Tally the lines containing the word "left" and give the total alone.
-- Start Extracted records --
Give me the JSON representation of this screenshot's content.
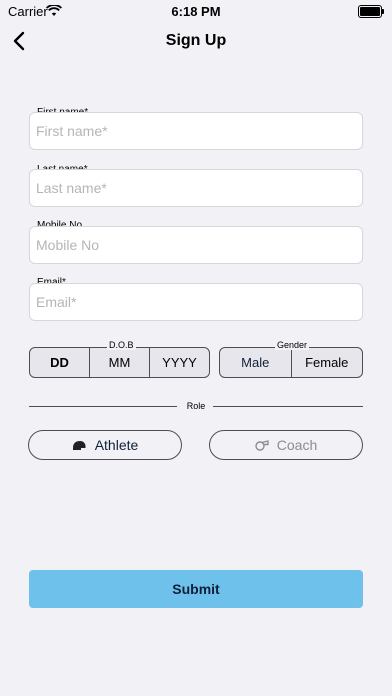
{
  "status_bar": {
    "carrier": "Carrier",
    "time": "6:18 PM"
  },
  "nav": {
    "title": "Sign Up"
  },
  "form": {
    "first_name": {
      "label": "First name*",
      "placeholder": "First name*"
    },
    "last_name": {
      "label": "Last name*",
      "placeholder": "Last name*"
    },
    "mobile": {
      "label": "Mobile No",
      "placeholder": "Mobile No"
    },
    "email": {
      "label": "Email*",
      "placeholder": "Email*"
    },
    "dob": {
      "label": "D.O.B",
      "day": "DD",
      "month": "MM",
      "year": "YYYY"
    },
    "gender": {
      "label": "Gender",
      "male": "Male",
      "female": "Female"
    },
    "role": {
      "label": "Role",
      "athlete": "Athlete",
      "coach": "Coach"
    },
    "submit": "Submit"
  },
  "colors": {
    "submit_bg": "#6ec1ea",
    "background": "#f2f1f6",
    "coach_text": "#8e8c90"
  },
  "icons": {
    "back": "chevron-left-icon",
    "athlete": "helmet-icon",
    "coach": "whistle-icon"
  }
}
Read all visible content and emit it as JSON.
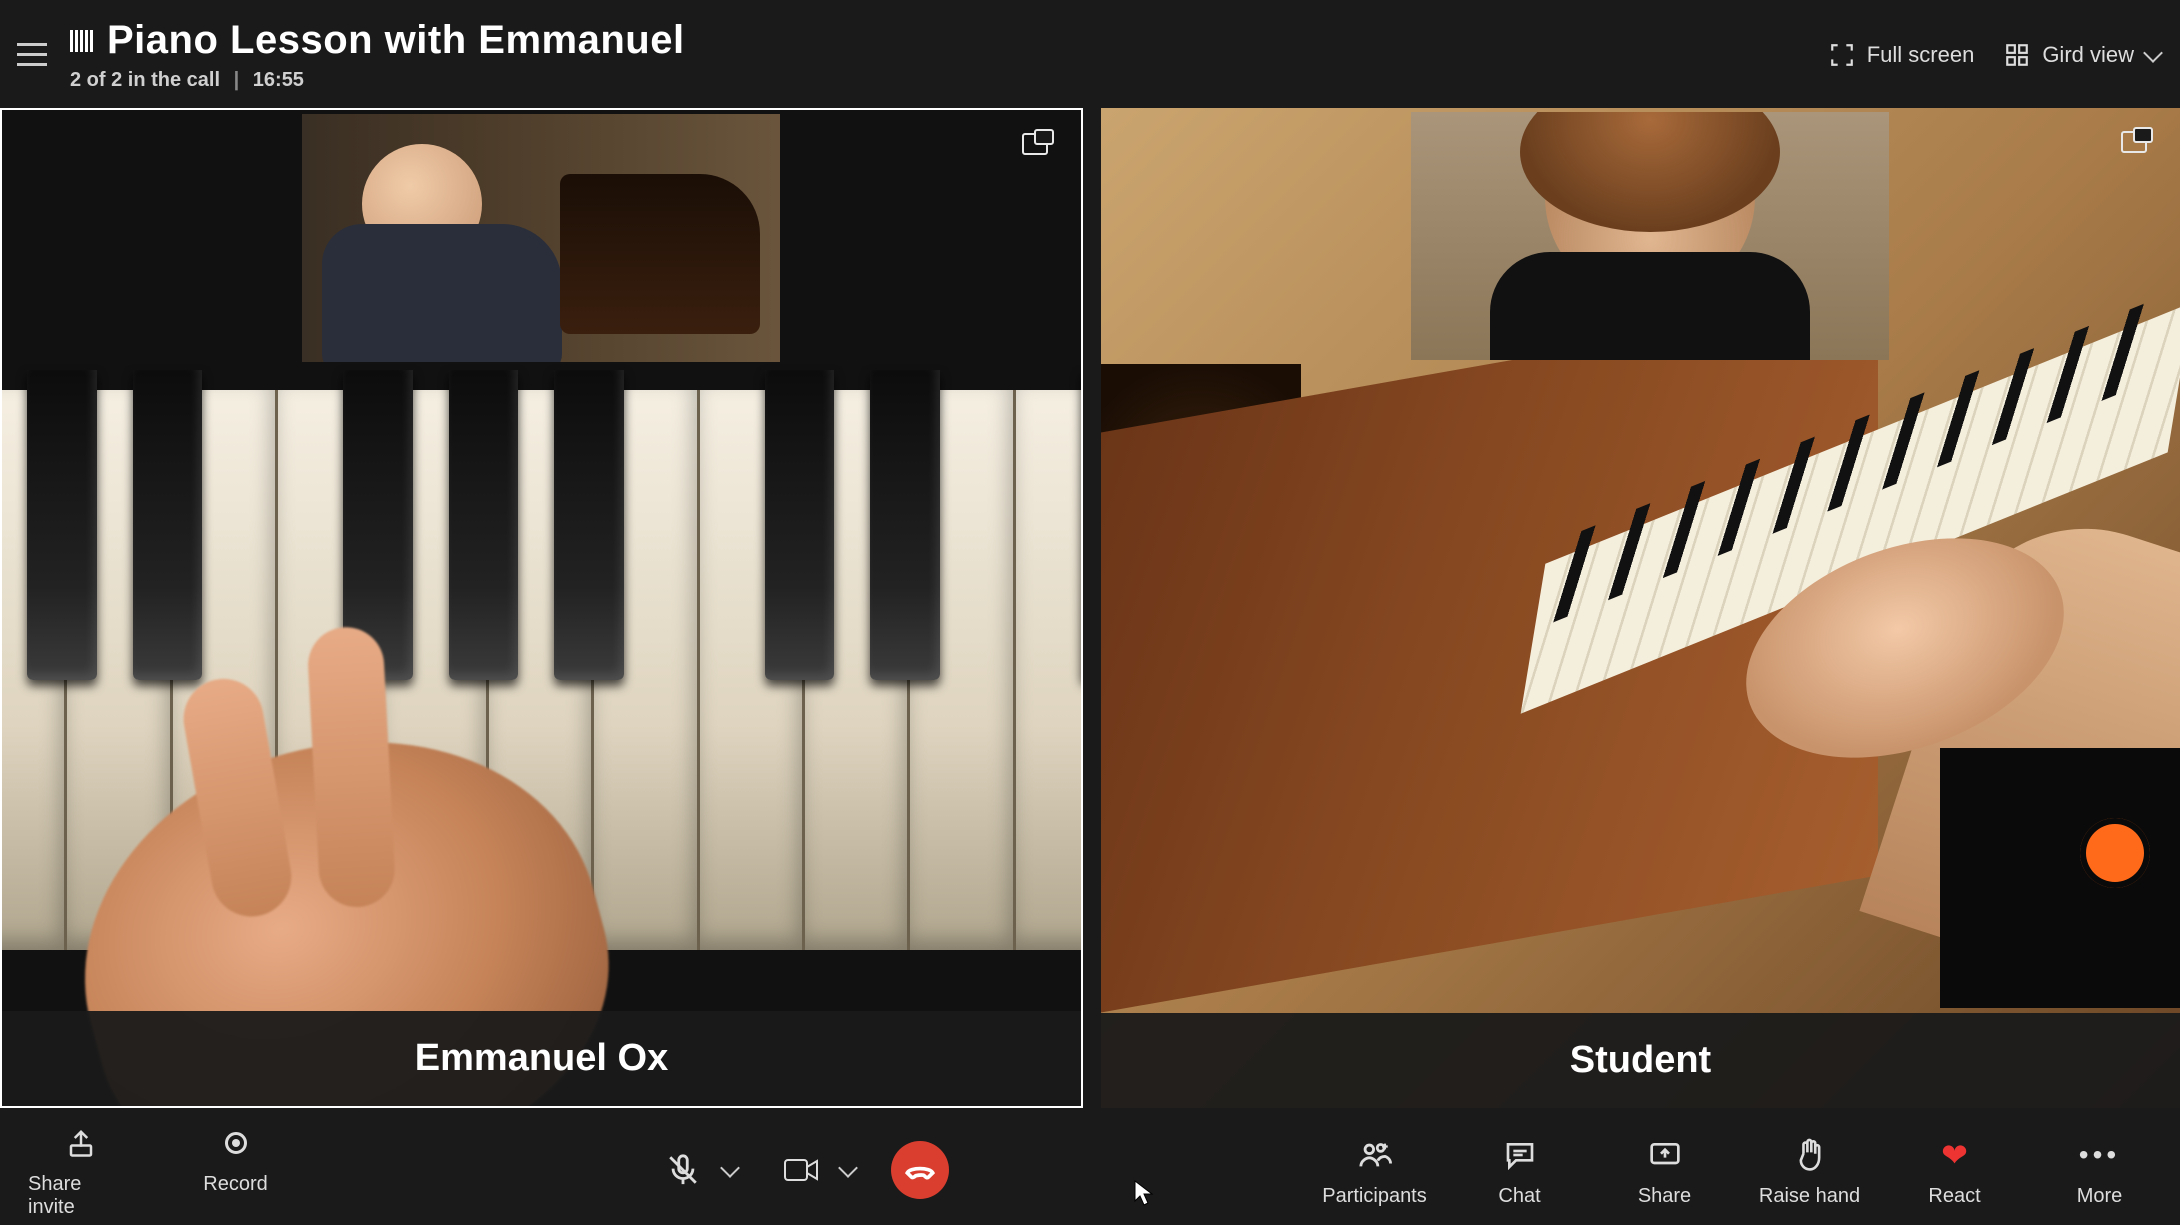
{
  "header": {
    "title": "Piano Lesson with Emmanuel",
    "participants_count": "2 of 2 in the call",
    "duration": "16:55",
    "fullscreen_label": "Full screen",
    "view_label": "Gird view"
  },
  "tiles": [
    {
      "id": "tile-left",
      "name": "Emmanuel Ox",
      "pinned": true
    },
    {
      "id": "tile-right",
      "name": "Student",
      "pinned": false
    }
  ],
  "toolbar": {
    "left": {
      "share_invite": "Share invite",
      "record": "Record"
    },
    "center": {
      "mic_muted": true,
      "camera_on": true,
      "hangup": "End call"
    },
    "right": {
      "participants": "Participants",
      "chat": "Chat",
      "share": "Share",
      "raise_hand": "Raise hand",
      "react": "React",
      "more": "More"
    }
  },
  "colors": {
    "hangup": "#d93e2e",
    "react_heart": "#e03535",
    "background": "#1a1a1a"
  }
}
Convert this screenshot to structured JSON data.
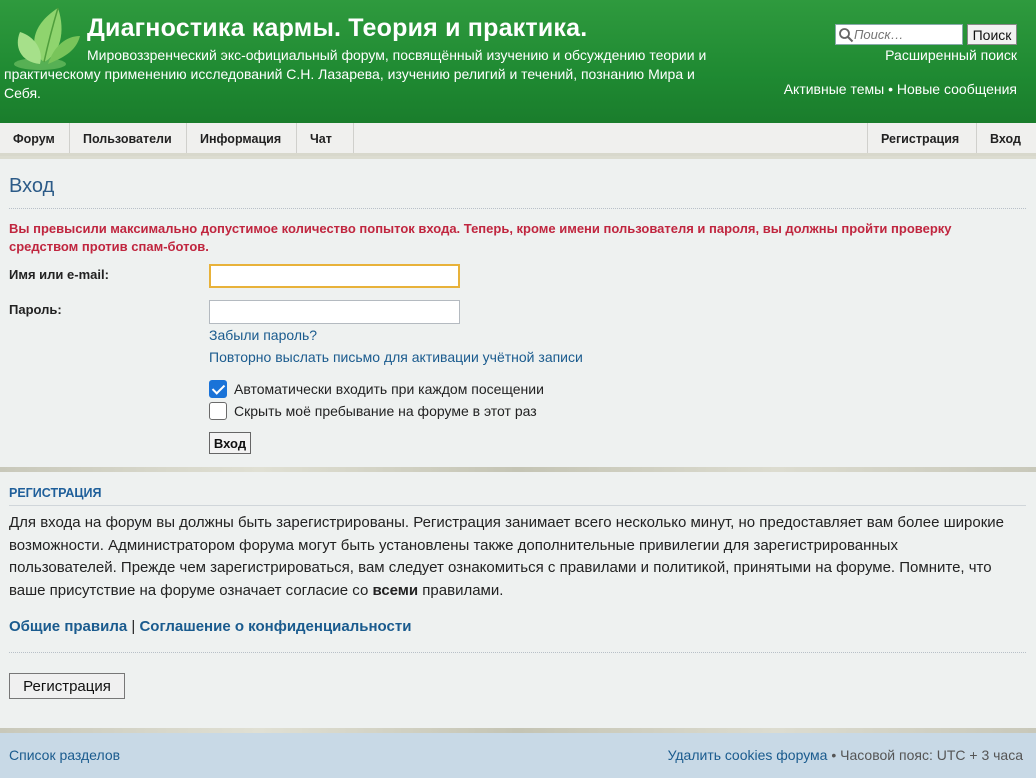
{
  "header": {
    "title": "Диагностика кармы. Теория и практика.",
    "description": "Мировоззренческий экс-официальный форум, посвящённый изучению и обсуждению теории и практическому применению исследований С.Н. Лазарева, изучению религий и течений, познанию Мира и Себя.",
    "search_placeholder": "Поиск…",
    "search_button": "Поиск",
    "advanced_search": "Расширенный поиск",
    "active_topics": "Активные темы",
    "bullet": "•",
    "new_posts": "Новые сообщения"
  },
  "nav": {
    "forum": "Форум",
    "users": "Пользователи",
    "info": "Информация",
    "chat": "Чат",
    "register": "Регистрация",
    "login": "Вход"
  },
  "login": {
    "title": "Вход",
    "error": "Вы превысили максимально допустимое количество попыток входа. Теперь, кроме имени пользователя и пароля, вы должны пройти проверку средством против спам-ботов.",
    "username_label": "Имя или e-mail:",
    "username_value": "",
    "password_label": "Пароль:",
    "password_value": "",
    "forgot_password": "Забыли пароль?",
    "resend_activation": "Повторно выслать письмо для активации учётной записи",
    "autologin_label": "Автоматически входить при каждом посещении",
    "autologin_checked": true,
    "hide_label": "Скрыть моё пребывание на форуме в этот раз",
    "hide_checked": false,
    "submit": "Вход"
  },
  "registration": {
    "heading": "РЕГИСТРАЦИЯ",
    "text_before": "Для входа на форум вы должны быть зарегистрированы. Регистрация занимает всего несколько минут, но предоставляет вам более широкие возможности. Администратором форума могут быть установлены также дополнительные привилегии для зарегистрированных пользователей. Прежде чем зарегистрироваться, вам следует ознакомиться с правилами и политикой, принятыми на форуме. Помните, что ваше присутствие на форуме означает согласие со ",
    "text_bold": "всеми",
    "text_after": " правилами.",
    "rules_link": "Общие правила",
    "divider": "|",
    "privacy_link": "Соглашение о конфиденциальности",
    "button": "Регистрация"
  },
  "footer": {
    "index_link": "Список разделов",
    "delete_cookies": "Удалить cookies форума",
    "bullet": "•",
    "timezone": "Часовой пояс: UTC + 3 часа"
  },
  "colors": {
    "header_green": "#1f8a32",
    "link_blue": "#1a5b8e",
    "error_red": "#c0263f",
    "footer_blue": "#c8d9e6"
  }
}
-- End Extracted records --
## [Correct result]
3